What follows is a listing; give it again exactly, in its entirety.

— START OF RECORDS PROVIDED —

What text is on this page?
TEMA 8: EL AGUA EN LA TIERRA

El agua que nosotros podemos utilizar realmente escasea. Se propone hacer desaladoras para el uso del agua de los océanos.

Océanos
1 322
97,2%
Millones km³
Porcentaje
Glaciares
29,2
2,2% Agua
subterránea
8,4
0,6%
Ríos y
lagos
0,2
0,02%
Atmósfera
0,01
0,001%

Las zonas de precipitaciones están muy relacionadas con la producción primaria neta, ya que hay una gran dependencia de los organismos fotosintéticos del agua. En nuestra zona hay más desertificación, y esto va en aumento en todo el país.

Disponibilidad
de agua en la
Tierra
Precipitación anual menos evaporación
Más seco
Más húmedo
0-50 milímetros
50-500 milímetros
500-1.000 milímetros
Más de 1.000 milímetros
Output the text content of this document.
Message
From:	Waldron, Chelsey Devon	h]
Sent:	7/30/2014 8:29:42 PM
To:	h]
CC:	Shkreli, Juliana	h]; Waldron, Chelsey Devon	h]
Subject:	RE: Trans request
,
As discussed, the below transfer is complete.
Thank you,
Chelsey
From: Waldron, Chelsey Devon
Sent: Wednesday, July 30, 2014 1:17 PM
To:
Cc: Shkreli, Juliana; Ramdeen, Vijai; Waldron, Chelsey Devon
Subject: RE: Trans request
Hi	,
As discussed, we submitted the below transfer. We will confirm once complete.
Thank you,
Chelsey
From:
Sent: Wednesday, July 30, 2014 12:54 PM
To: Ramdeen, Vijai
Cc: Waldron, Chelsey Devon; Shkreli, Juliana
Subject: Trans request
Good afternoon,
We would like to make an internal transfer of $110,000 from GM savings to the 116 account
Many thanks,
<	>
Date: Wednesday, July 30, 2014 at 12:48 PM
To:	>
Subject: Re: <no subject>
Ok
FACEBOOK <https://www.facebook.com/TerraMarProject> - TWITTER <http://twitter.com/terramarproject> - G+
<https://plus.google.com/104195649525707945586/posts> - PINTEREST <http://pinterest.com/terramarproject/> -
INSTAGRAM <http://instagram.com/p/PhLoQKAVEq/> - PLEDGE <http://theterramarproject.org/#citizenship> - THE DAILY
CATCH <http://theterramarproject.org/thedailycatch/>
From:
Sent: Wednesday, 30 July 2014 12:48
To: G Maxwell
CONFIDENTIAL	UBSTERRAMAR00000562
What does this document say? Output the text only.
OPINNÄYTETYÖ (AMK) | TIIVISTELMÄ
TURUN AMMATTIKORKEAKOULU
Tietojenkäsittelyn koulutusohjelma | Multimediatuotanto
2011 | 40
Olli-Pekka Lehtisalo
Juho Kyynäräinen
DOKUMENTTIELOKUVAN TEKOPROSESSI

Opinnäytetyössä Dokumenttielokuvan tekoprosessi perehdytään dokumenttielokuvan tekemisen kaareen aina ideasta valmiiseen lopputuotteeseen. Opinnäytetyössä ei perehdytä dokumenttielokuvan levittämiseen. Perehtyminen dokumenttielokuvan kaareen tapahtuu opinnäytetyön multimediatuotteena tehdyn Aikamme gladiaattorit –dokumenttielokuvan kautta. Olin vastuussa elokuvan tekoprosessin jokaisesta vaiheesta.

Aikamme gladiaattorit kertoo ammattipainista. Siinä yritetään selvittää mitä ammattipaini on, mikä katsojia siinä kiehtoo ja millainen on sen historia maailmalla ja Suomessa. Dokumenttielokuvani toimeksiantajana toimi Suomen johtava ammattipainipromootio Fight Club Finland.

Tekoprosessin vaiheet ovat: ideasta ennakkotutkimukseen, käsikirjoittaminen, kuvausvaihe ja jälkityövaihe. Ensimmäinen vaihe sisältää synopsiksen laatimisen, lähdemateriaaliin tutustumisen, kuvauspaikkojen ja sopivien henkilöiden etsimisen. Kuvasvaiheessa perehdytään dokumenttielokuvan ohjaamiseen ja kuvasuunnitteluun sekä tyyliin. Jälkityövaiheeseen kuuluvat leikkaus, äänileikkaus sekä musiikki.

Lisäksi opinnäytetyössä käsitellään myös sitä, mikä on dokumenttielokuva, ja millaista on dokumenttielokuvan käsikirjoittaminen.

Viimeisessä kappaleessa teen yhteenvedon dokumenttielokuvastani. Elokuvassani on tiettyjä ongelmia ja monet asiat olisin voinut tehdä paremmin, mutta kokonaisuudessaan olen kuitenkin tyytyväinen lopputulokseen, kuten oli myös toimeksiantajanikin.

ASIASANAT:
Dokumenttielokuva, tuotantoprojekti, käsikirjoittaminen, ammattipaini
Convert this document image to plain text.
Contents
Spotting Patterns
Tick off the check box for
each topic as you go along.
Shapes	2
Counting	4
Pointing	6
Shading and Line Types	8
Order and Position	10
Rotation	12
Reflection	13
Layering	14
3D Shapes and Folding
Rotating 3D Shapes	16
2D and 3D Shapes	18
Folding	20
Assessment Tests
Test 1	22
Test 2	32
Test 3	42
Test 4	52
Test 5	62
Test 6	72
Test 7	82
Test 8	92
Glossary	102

— END OF RECORDS PROVIDED —

[EXERCISE ANSWER]
What text is on this page?
TEMA 8: EL AGUA EN LA TIERRA

El agua que nosotros podemos utilizar realmente escasea. Se propone hacer desaladoras para el uso del agua de los océanos.

Océanos
1 322
97,2%
Millones km³
Porcentaje
Glaciares
29,2
2,2% Agua
subterránea
8,4
0,6%
Ríos y
lagos
0,2
0,02%
Atmósfera
0,01
0,001%

Las zonas de precipitaciones están muy relacionadas con la producción primaria neta, ya que hay una gran dependencia de los organismos fotosintéticos del agua. En nuestra zona hay más desertificación, y esto va en aumento en todo el país.

Disponibilidad
de agua en la
Tierra
Precipitación anual menos evaporación
Más seco
Más húmedo
0-50 milímetros
50-500 milímetros
500-1.000 milímetros
Más de 1.000 milímetros
Output the text content of this document.
Message
From:	Waldron, Chelsey Devon	h]
Sent:	7/30/2014 8:29:42 PM
To:	h]
CC:	Shkreli, Juliana	h]; Waldron, Chelsey Devon	h]
Subject:	RE: Trans request
,
As discussed, the below transfer is complete.
Thank you,
Chelsey
From: Waldron, Chelsey Devon
Sent: Wednesday, July 30, 2014 1:17 PM
To:
Cc: Shkreli, Juliana; Ramdeen, Vijai; Waldron, Chelsey Devon
Subject: RE: Trans request
Hi	,
As discussed, we submitted the below transfer. We will confirm once complete.
Thank you,
Chelsey
From:
Sent: Wednesday, July 30, 2014 12:54 PM
To: Ramdeen, Vijai
Cc: Waldron, Chelsey Devon; Shkreli, Juliana
Subject: Trans request
Good afternoon,
We would like to make an internal transfer of $110,000 from GM savings to the 116 account
Many thanks,
<	>
Date: Wednesday, July 30, 2014 at 12:48 PM
To:	>
Subject: Re: <no subject>
Ok
FACEBOOK <https://www.facebook.com/TerraMarProject> - TWITTER <http://twitter.com/terramarproject> - G+
<https://plus.google.com/104195649525707945586/posts> - PINTEREST <http://pinterest.com/terramarproject/> -
INSTAGRAM <http://instagram.com/p/PhLoQKAVEq/> - PLEDGE <http://theterramarproject.org/#citizenship> - THE DAILY
CATCH <http://theterramarproject.org/thedailycatch/>
From:
Sent: Wednesday, 30 July 2014 12:48
To: G Maxwell
CONFIDENTIAL	UBSTERRAMAR00000562
What does this document say? Output the text only.
OPINNÄYTETYÖ (AMK) | TIIVISTELMÄ
TURUN AMMATTIKORKEAKOULU
Tietojenkäsittelyn koulutusohjelma | Multimediatuotanto
2011 | 40
Olli-Pekka Lehtisalo
Juho Kyynäräinen
DOKUMENTTIELOKUVAN TEKOPROSESSI

Opinnäytetyössä Dokumenttielokuvan tekoprosessi perehdytään dokumenttielokuvan tekemisen kaareen aina ideasta valmiiseen lopputuotteeseen. Opinnäytetyössä ei perehdytä dokumenttielokuvan levittämiseen. Perehtyminen dokumenttielokuvan kaareen tapahtuu opinnäytetyön multimediatuotteena tehdyn Aikamme gladiaattorit –dokumenttielokuvan kautta. Olin vastuussa elokuvan tekoprosessin jokaisesta vaiheesta.

Aikamme gladiaattorit kertoo ammattipainista. Siinä yritetään selvittää mitä ammattipaini on, mikä katsojia siinä kiehtoo ja millainen on sen historia maailmalla ja Suomessa. Dokumenttielokuvani toimeksiantajana toimi Suomen johtava ammattipainipromootio Fight Club Finland.

Tekoprosessin vaiheet ovat: ideasta ennakkotutkimukseen, käsikirjoittaminen, kuvausvaihe ja jälkityövaihe. Ensimmäinen vaihe sisältää synopsiksen laatimisen, lähdemateriaaliin tutustumisen, kuvauspaikkojen ja sopivien henkilöiden etsimisen. Kuvasvaiheessa perehdytään dokumenttielokuvan ohjaamiseen ja kuvasuunnitteluun sekä tyyliin. Jälkityövaiheeseen kuuluvat leikkaus, äänileikkaus sekä musiikki.

Lisäksi opinnäytetyössä käsitellään myös sitä, mikä on dokumenttielokuva, ja millaista on dokumenttielokuvan käsikirjoittaminen.

Viimeisessä kappaleessa teen yhteenvedon dokumenttielokuvastani. Elokuvassani on tiettyjä ongelmia ja monet asiat olisin voinut tehdä paremmin, mutta kokonaisuudessaan olen kuitenkin tyytyväinen lopputulokseen, kuten oli myös toimeksiantajanikin.

ASIASANAT:
Dokumenttielokuva, tuotantoprojekti, käsikirjoittaminen, ammattipaini
Convert this document image to plain text.
Contents
Spotting Patterns
Tick off the check box for
each topic as you go along.
Shapes	2
Counting	4
Pointing	6
Shading and Line Types	8
Order and Position	10
Rotation	12
Reflection	13
Layering	14
3D Shapes and Folding
Rotating 3D Shapes	16
2D and 3D Shapes	18
Folding	20
Assessment Tests
Test 1	22
Test 2	32
Test 3	42
Test 4	52
Test 5	62
Test 6	72
Test 7	82
Test 8	92
Glossary	102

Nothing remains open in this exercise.